+++ Dataset entries

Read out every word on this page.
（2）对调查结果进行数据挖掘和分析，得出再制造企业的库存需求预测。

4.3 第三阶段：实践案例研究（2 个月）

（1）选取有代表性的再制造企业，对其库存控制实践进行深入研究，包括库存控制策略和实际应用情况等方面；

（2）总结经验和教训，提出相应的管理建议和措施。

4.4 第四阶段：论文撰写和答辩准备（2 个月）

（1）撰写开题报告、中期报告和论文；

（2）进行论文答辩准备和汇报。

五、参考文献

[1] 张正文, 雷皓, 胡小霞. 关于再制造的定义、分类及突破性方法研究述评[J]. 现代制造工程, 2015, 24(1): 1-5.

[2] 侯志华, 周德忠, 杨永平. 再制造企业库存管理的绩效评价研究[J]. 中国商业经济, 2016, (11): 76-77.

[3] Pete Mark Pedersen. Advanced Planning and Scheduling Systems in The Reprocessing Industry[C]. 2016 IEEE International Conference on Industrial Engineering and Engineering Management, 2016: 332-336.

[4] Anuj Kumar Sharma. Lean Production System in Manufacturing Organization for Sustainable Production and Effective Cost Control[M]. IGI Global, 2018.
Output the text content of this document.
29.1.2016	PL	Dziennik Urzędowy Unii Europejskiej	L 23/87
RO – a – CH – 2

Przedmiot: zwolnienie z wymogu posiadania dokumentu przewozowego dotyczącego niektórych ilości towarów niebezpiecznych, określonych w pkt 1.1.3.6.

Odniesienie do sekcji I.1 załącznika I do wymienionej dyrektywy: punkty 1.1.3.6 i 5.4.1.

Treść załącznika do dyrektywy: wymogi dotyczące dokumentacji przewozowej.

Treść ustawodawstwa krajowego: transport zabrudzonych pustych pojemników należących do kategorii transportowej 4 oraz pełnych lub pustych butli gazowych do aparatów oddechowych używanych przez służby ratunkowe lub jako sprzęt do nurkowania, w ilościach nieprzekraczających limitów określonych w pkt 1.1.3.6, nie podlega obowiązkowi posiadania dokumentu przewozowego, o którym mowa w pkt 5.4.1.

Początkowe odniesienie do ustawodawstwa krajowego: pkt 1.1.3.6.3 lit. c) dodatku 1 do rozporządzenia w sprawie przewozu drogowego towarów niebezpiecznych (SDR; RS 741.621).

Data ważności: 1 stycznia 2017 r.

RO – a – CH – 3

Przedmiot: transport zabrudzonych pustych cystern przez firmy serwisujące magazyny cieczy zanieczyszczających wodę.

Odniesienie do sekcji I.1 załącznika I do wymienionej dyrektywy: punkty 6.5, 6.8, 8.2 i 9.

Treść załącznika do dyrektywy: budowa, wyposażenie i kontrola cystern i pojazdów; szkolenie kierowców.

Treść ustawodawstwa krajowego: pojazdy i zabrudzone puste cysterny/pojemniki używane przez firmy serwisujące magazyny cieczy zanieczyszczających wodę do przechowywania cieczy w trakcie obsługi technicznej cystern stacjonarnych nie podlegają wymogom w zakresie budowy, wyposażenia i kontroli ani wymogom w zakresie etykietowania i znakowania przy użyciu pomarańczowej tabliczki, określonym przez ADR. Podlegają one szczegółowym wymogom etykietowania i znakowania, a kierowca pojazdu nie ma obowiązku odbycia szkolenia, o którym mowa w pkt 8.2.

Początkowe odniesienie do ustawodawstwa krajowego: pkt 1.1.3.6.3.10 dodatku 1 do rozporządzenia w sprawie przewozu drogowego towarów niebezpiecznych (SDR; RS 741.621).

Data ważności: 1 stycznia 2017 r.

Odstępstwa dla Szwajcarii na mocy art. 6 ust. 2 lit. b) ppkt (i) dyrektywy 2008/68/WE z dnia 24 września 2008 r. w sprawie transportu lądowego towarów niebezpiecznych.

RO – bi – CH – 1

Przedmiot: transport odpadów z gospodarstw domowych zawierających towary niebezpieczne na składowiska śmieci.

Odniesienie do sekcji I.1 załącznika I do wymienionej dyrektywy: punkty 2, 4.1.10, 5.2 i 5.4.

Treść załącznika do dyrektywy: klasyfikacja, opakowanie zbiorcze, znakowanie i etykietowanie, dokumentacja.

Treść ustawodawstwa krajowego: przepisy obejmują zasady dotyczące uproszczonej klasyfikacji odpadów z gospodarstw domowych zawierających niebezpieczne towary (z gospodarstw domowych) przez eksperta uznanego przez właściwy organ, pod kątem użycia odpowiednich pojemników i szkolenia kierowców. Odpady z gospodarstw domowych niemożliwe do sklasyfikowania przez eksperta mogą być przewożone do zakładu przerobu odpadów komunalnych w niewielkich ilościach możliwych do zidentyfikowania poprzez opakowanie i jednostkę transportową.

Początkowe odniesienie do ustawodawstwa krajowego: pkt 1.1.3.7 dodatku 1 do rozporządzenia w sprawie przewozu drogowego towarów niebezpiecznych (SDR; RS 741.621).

++++++

Copy out every line of the material above that mentions the word "dodatku".

#### Answer:
Początkowe odniesienie do ustawodawstwa krajowego: pkt 1.1.3.6.3 lit. c) dodatku 1 do rozporządzenia w sprawie przewozu drogowego towarów niebezpiecznych (SDR; RS 741.621).
Początkowe odniesienie do ustawodawstwa krajowego: pkt 1.1.3.6.3.10 dodatku 1 do rozporządzenia w sprawie przewozu drogowego towarów niebezpiecznych (SDR; RS 741.621).
Początkowe odniesienie do ustawodawstwa krajowego: pkt 1.1.3.7 dodatku 1 do rozporządzenia w sprawie przewozu drogowego towarów niebezpiecznych (SDR; RS 741.621).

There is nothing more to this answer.